═════ Extracted records

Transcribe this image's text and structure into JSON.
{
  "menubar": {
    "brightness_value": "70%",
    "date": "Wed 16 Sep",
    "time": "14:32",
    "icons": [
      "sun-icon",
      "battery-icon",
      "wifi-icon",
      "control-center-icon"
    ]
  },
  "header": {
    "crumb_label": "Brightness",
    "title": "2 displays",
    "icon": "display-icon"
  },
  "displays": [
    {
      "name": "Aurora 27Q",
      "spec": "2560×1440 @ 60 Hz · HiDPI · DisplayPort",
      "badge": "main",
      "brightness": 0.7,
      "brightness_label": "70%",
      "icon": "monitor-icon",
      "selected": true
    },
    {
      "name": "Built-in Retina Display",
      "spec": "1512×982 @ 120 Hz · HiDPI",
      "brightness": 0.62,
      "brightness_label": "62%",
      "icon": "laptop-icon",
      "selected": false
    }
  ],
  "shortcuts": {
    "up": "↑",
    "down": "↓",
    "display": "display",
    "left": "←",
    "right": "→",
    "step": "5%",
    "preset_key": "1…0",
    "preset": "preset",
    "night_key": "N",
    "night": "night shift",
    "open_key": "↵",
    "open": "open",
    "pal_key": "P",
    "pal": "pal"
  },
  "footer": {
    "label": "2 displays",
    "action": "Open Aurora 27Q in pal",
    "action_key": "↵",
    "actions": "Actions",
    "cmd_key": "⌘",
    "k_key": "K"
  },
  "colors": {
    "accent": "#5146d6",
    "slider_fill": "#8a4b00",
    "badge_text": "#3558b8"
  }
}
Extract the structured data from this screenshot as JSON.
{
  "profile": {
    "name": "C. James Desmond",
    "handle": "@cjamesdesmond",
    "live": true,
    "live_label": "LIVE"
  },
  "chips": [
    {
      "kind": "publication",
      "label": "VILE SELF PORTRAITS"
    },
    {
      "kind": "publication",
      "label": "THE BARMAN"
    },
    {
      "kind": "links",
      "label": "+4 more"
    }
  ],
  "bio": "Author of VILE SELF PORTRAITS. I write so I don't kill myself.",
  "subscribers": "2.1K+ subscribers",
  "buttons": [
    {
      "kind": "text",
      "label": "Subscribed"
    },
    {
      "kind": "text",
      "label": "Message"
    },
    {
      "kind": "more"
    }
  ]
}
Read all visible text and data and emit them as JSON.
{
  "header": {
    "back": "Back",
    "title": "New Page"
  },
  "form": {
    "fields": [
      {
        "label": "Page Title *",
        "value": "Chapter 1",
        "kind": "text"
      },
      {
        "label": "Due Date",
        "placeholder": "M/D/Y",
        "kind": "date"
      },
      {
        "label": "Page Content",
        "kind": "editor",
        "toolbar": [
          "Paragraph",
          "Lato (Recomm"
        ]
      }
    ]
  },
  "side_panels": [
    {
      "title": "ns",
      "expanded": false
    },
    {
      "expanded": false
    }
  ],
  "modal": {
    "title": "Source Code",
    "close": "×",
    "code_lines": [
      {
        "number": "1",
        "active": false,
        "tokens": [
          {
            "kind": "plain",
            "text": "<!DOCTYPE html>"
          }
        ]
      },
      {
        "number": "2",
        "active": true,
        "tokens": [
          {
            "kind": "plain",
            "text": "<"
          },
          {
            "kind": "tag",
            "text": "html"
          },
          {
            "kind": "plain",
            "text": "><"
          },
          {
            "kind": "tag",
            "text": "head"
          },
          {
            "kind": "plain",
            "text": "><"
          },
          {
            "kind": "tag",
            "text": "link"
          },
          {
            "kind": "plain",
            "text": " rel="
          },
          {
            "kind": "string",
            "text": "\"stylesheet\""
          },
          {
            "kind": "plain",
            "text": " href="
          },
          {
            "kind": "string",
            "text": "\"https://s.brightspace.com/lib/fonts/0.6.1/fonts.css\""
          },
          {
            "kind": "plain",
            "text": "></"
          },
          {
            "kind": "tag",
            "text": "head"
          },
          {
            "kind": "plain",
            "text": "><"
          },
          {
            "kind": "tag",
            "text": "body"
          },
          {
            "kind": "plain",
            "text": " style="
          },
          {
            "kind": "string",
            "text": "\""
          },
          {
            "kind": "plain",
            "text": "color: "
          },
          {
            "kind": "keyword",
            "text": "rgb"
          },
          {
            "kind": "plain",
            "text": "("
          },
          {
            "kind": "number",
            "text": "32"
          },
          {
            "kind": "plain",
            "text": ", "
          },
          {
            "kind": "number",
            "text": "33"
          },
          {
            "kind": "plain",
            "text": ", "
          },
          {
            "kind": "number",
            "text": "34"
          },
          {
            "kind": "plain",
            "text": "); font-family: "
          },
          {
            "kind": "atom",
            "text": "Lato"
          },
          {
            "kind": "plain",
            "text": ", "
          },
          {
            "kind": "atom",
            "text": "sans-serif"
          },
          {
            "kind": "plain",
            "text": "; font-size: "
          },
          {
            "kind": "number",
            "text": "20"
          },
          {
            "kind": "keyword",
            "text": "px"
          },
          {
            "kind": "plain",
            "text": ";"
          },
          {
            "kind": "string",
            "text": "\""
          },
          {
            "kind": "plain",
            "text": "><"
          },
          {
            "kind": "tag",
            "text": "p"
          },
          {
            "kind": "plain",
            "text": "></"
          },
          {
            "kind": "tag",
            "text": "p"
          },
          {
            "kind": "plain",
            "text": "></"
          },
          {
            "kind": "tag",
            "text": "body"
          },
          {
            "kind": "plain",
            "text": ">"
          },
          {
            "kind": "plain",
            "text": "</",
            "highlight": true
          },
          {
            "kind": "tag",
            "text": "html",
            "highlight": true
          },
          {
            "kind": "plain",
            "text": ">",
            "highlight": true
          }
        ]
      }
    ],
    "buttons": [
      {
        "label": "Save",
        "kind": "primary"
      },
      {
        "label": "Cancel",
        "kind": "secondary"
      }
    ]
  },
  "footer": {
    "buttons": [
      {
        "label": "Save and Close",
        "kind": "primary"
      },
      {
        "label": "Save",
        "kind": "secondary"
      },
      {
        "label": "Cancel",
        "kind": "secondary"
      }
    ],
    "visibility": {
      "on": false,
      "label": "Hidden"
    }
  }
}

══════════

To be done — Make an exact copy of every line in the data.

Task response —
Transcribe this image's text and structure into JSON.
{
  "menubar": {
    "brightness_value": "70%",
    "date": "Wed 16 Sep",
    "time": "14:32",
    "icons": [
      "sun-icon",
      "battery-icon",
      "wifi-icon",
      "control-center-icon"
    ]
  },
  "header": {
    "crumb_label": "Brightness",
    "title": "2 displays",
    "icon": "display-icon"
  },
  "displays": [
    {
      "name": "Aurora 27Q",
      "spec": "2560×1440 @ 60 Hz · HiDPI · DisplayPort",
      "badge": "main",
      "brightness": 0.7,
      "brightness_label": "70%",
      "icon": "monitor-icon",
      "selected": true
    },
    {
      "name": "Built-in Retina Display",
      "spec": "1512×982 @ 120 Hz · HiDPI",
      "brightness": 0.62,
      "brightness_label": "62%",
      "icon": "laptop-icon",
      "selected": false
    }
  ],
  "shortcuts": {
    "up": "↑",
    "down": "↓",
    "display": "display",
    "left": "←",
    "right": "→",
    "step": "5%",
    "preset_key": "1…0",
    "preset": "preset",
    "night_key": "N",
    "night": "night shift",
    "open_key": "↵",
    "open": "open",
    "pal_key": "P",
    "pal": "pal"
  },
  "footer": {
    "label": "2 displays",
    "action": "Open Aurora 27Q in pal",
    "action_key": "↵",
    "actions": "Actions",
    "cmd_key": "⌘",
    "k_key": "K"
  },
  "colors": {
    "accent": "#5146d6",
    "slider_fill": "#8a4b00",
    "badge_text": "#3558b8"
  }
}
Extract the structured data from this screenshot as JSON.
{
  "profile": {
    "name": "C. James Desmond",
    "handle": "@cjamesdesmond",
    "live": true,
    "live_label": "LIVE"
  },
  "chips": [
    {
      "kind": "publication",
      "label": "VILE SELF PORTRAITS"
    },
    {
      "kind": "publication",
      "label": "THE BARMAN"
    },
    {
      "kind": "links",
      "label": "+4 more"
    }
  ],
  "bio": "Author of VILE SELF PORTRAITS. I write so I don't kill myself.",
  "subscribers": "2.1K+ subscribers",
  "buttons": [
    {
      "kind": "text",
      "label": "Subscribed"
    },
    {
      "kind": "text",
      "label": "Message"
    },
    {
      "kind": "more"
    }
  ]
}
Read all visible text and data and emit them as JSON.
{
  "header": {
    "back": "Back",
    "title": "New Page"
  },
  "form": {
    "fields": [
      {
        "label": "Page Title *",
        "value": "Chapter 1",
        "kind": "text"
      },
      {
        "label": "Due Date",
        "placeholder": "M/D/Y",
        "kind": "date"
      },
      {
        "label": "Page Content",
        "kind": "editor",
        "toolbar": [
          "Paragraph",
          "Lato (Recomm"
        ]
      }
    ]
  },
  "side_panels": [
    {
      "title": "ns",
      "expanded": false
    },
    {
      "expanded": false
    }
  ],
  "modal": {
    "title": "Source Code",
    "close": "×",
    "code_lines": [
      {
        "number": "1",
        "active": false,
        "tokens": [
          {
            "kind": "plain",
            "text": "<!DOCTYPE html>"
          }
        ]
      },
      {
        "number": "2",
        "active": true,
        "tokens": [
          {
            "kind": "plain",
            "text": "<"
          },
          {
            "kind": "tag",
            "text": "html"
          },
          {
            "kind": "plain",
            "text": "><"
          },
          {
            "kind": "tag",
            "text": "head"
          },
          {
            "kind": "plain",
            "text": "><"
          },
          {
            "kind": "tag",
            "text": "link"
          },
          {
            "kind": "plain",
            "text": " rel="
          },
          {
            "kind": "string",
            "text": "\"stylesheet\""
          },
          {
            "kind": "plain",
            "text": " href="
          },
          {
            "kind": "string",
            "text": "\"https://s.brightspace.com/lib/fonts/0.6.1/fonts.css\""
          },
          {
            "kind": "plain",
            "text": "></"
          },
          {
            "kind": "tag",
            "text": "head"
          },
          {
            "kind": "plain",
            "text": "><"
          },
          {
            "kind": "tag",
            "text": "body"
          },
          {
            "kind": "plain",
            "text": " style="
          },
          {
            "kind": "string",
            "text": "\""
          },
          {
            "kind": "plain",
            "text": "color: "
          },
          {
            "kind": "keyword",
            "text": "rgb"
          },
          {
            "kind": "plain",
            "text": "("
          },
          {
            "kind": "number",
            "text": "32"
          },
          {
            "kind": "plain",
            "text": ", "
          },
          {
            "kind": "number",
            "text": "33"
          },
          {
            "kind": "plain",
            "text": ", "
          },
          {
            "kind": "number",
            "text": "34"
          },
          {
            "kind": "plain",
            "text": "); font-family: "
          },
          {
            "kind": "atom",
            "text": "Lato"
          },
          {
            "kind": "plain",
            "text": ", "
          },
          {
            "kind": "atom",
            "text": "sans-serif"
          },
          {
            "kind": "plain",
            "text": "; font-size: "
          },
          {
            "kind": "number",
            "text": "20"
          },
          {
            "kind": "keyword",
            "text": "px"
          },
          {
            "kind": "plain",
            "text": ";"
          },
          {
            "kind": "string",
            "text": "\""
          },
          {
            "kind": "plain",
            "text": "><"
          },
          {
            "kind": "tag",
            "text": "p"
          },
          {
            "kind": "plain",
            "text": "></"
          },
          {
            "kind": "tag",
            "text": "p"
          },
          {
            "kind": "plain",
            "text": "></"
          },
          {
            "kind": "tag",
            "text": "body"
          },
          {
            "kind": "plain",
            "text": ">"
          },
          {
            "kind": "plain",
            "text": "</",
            "highlight": true
          },
          {
            "kind": "tag",
            "text": "html",
            "highlight": true
          },
          {
            "kind": "plain",
            "text": ">",
            "highlight": true
          }
        ]
      }
    ],
    "buttons": [
      {
        "label": "Save",
        "kind": "primary"
      },
      {
        "label": "Cancel",
        "kind": "secondary"
      }
    ]
  },
  "footer": {
    "buttons": [
      {
        "label": "Save and Close",
        "kind": "primary"
      },
      {
        "label": "Save",
        "kind": "secondary"
      },
      {
        "label": "Cancel",
        "kind": "secondary"
      }
    ],
    "visibility": {
      "on": false,
      "label": "Hidden"
    }
  }
}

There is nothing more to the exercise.